Working data ::
****

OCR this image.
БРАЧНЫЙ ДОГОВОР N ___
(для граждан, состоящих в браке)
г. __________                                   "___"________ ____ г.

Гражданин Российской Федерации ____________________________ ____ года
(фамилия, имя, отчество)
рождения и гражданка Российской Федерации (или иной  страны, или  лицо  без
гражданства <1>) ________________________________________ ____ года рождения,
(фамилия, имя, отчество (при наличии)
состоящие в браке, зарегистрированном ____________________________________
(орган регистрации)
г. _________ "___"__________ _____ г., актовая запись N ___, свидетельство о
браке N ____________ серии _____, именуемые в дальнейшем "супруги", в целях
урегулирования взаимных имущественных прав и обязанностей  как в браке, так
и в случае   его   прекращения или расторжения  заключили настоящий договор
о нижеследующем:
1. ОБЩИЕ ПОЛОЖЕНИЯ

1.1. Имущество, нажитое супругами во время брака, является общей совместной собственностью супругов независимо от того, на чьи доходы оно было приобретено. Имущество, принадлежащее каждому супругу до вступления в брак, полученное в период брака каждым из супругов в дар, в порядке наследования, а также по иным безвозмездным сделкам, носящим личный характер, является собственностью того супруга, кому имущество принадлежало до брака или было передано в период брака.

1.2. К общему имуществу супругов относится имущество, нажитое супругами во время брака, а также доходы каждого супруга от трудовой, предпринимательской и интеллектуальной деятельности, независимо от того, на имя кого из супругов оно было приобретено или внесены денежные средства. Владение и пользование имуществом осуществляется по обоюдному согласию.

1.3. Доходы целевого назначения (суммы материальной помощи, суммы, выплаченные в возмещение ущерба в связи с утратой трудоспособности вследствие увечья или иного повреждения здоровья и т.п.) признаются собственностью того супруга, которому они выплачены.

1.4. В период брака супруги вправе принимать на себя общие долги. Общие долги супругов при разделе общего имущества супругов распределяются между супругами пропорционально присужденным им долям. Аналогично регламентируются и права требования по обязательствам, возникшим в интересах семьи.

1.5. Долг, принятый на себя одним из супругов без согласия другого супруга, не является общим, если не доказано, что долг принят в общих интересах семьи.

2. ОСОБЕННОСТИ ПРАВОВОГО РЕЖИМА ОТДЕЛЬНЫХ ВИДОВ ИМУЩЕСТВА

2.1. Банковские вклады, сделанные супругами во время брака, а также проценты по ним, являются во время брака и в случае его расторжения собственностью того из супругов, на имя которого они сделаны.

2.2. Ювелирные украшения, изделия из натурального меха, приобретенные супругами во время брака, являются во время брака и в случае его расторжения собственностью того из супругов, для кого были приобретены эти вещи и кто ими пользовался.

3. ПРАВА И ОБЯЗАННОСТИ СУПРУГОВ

****

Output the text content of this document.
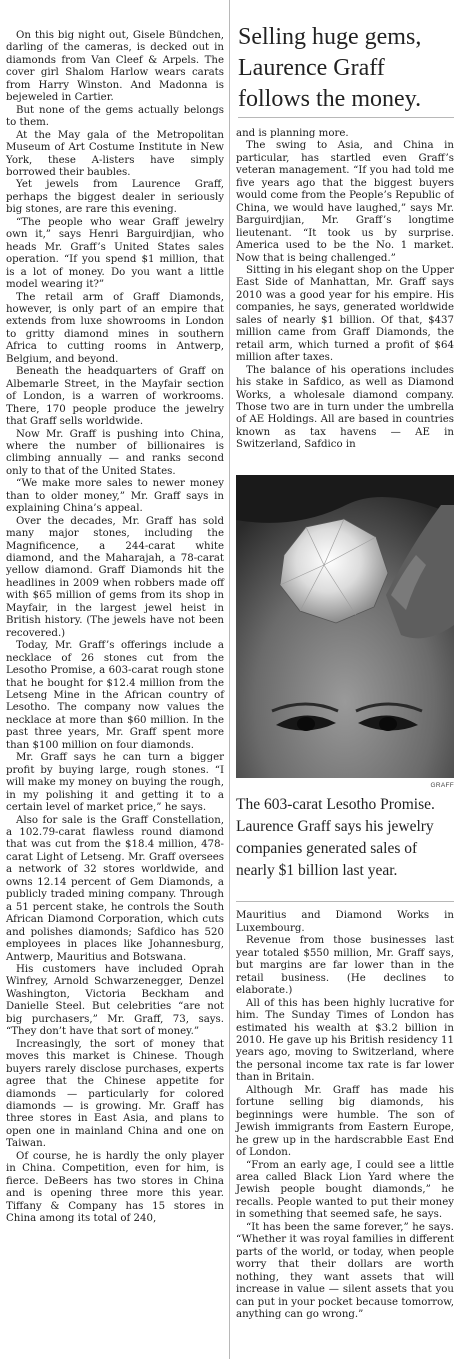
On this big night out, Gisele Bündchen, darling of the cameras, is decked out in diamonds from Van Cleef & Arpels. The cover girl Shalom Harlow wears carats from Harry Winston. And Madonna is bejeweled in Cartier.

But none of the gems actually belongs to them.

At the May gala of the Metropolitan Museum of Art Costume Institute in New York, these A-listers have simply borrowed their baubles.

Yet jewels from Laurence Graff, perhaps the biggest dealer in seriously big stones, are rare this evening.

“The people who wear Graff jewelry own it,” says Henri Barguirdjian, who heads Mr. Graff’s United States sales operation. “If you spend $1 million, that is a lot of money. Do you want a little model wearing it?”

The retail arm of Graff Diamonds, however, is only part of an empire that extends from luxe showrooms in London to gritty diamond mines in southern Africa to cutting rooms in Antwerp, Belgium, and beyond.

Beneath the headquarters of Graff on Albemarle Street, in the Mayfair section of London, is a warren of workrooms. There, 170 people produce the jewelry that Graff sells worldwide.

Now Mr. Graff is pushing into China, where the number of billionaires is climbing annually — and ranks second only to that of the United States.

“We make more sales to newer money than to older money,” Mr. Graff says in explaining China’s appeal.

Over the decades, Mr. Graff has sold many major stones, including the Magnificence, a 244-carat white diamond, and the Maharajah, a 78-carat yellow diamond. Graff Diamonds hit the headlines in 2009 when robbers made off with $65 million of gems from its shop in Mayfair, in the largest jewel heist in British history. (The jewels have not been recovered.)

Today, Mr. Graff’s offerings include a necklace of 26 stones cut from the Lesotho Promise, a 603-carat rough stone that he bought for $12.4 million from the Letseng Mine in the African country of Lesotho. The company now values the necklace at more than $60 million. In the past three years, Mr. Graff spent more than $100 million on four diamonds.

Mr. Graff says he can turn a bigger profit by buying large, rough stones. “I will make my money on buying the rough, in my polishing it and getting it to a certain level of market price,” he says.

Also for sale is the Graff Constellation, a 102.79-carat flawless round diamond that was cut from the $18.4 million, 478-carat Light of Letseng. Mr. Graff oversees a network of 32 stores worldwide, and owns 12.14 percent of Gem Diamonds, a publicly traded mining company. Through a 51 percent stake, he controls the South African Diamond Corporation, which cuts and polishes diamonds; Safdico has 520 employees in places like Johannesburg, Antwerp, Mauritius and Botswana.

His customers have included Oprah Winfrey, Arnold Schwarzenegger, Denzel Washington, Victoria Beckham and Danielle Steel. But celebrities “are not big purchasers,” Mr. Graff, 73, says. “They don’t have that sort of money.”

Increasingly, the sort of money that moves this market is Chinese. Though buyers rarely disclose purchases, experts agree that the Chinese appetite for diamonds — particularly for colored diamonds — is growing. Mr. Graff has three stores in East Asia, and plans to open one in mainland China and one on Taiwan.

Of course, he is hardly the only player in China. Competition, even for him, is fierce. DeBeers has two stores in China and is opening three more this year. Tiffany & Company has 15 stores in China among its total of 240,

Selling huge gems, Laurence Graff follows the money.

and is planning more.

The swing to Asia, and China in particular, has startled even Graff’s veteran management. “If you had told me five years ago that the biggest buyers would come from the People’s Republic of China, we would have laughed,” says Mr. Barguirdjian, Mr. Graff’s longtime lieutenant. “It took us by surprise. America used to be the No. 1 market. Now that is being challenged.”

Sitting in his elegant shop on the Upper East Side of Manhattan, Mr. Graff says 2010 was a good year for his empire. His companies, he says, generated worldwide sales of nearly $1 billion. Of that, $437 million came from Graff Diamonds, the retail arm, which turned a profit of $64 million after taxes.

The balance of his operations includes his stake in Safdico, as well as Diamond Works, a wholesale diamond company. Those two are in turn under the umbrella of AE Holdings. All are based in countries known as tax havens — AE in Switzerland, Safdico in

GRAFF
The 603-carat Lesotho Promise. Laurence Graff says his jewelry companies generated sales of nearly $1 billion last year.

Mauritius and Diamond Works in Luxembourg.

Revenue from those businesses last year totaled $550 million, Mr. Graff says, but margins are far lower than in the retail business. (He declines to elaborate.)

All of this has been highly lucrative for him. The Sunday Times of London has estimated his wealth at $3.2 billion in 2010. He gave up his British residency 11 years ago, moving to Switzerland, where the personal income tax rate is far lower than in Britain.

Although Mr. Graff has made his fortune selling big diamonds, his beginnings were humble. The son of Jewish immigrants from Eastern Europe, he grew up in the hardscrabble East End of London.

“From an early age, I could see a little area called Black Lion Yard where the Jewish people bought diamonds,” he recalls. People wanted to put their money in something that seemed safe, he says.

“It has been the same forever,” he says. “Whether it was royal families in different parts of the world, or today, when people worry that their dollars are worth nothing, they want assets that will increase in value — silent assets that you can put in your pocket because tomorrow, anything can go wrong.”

****

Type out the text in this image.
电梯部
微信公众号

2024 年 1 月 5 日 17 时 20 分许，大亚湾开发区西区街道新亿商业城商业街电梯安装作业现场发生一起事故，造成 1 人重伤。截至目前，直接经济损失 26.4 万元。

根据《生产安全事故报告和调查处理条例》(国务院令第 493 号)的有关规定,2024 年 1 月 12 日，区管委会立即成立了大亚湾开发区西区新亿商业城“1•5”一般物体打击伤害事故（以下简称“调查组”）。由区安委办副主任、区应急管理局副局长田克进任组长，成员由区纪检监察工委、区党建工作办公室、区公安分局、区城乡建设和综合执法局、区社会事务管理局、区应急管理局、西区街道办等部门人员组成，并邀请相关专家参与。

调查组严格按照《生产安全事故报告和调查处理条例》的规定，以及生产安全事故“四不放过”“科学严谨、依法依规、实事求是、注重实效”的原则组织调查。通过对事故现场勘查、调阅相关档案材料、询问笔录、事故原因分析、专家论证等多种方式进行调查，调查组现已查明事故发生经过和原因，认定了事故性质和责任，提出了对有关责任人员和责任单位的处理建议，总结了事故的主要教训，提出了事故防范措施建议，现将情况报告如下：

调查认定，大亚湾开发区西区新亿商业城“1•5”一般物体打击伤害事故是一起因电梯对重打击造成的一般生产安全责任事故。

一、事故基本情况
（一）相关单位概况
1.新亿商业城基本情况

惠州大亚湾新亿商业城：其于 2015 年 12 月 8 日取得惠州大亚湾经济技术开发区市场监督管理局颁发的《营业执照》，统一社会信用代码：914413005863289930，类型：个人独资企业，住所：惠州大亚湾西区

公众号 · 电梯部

****

Given exercise :: Find "Works". Copy every line it occurs in.

Full solution ::
The balance of his operations includes his stake in Safdico, as well as Diamond Works, a wholesale diamond company. Those two are in turn under the umbrella of AE Holdings. All are based in countries known as tax havens — AE in Switzerland, Safdico in
Mauritius and Diamond Works in Luxembourg.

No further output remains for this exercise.